**EXERCISE DESCRIPTION**
In the data below, find the line containing "Output the text content of this document."; reproduce that line and all subsequent lines exactly, and nothing else.

--------------------------------------------------

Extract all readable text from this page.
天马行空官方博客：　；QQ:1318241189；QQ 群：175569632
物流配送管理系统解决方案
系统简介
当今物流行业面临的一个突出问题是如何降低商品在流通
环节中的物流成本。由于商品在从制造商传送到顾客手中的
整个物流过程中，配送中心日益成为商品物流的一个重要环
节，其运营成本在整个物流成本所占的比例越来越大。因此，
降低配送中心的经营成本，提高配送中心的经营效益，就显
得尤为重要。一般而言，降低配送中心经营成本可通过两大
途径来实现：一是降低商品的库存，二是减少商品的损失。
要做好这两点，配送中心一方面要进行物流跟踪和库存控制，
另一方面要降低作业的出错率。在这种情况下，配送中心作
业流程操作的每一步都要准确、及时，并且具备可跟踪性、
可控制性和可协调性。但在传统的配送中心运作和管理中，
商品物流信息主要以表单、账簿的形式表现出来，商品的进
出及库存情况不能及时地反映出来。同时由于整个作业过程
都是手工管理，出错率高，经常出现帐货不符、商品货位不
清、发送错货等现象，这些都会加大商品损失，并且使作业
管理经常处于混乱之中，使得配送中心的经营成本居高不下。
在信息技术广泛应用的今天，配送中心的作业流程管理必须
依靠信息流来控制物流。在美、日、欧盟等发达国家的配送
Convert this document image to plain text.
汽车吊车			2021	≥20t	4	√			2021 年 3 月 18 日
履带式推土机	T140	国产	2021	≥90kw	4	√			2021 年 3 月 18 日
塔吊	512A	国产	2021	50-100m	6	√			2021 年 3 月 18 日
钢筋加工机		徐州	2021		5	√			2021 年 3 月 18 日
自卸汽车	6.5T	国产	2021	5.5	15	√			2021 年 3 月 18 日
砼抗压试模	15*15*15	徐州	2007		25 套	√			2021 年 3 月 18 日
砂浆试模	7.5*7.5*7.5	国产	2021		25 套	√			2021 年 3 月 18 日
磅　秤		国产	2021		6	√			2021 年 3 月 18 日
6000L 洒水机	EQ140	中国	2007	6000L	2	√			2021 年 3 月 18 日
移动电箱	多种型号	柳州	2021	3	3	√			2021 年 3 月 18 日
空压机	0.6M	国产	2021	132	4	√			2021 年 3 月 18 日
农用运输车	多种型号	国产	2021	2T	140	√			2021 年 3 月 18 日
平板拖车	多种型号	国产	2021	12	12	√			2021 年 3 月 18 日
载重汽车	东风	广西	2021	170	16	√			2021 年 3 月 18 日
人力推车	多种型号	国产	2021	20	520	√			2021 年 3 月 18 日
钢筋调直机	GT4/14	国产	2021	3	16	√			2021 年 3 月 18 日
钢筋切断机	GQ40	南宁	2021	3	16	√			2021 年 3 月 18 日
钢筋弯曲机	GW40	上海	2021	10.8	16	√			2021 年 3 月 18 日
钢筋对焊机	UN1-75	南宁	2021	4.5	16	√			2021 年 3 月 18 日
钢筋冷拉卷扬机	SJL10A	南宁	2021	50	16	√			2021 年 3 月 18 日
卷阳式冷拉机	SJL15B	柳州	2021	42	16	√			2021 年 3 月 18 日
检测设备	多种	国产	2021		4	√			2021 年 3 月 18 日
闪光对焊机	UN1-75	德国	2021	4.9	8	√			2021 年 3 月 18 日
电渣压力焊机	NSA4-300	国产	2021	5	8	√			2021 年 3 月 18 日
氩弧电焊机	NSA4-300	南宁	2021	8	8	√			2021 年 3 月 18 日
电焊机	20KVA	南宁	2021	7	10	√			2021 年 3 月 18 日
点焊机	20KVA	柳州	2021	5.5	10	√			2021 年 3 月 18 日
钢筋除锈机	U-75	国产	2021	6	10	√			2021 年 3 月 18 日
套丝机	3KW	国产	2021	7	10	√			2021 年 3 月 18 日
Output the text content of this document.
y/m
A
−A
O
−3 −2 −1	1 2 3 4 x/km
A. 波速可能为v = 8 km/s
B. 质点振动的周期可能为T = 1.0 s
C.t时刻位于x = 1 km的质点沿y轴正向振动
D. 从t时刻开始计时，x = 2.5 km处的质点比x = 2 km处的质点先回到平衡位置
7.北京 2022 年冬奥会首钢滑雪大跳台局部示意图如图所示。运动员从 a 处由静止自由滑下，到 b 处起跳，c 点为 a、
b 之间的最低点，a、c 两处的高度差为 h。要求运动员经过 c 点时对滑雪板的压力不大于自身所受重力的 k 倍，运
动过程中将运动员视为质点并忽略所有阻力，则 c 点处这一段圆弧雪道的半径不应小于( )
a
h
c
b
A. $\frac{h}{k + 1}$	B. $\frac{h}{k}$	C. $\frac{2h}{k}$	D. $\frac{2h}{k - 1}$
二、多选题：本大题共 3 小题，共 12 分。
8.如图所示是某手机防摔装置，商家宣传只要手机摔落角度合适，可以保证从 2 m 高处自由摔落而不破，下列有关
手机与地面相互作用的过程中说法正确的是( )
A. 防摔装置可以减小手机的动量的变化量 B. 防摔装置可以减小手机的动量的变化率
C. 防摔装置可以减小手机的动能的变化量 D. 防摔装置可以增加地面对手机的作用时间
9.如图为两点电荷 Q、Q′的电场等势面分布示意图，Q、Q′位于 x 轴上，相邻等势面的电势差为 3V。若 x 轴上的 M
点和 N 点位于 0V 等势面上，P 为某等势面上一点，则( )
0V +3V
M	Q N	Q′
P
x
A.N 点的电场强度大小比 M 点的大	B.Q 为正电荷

--------------------------------------------------

**TASK SOLUTION**
Output the text content of this document.
y/m
A
−A
O
−3 −2 −1	1 2 3 4 x/km
A. 波速可能为v = 8 km/s
B. 质点振动的周期可能为T = 1.0 s
C.t时刻位于x = 1 km的质点沿y轴正向振动
D. 从t时刻开始计时，x = 2.5 km处的质点比x = 2 km处的质点先回到平衡位置
7.北京 2022 年冬奥会首钢滑雪大跳台局部示意图如图所示。运动员从 a 处由静止自由滑下，到 b 处起跳，c 点为 a、
b 之间的最低点，a、c 两处的高度差为 h。要求运动员经过 c 点时对滑雪板的压力不大于自身所受重力的 k 倍，运
动过程中将运动员视为质点并忽略所有阻力，则 c 点处这一段圆弧雪道的半径不应小于( )
a
h
c
b
A. $\frac{h}{k + 1}$	B. $\frac{h}{k}$	C. $\frac{2h}{k}$	D. $\frac{2h}{k - 1}$
二、多选题：本大题共 3 小题，共 12 分。
8.如图所示是某手机防摔装置，商家宣传只要手机摔落角度合适，可以保证从 2 m 高处自由摔落而不破，下列有关
手机与地面相互作用的过程中说法正确的是( )
A. 防摔装置可以减小手机的动量的变化量 B. 防摔装置可以减小手机的动量的变化率
C. 防摔装置可以减小手机的动能的变化量 D. 防摔装置可以增加地面对手机的作用时间
9.如图为两点电荷 Q、Q′的电场等势面分布示意图，Q、Q′位于 x 轴上，相邻等势面的电势差为 3V。若 x 轴上的 M
点和 N 点位于 0V 等势面上，P 为某等势面上一点，则( )
0V +3V
M	Q N	Q′
P
x
A.N 点的电场强度大小比 M 点的大	B.Q 为正电荷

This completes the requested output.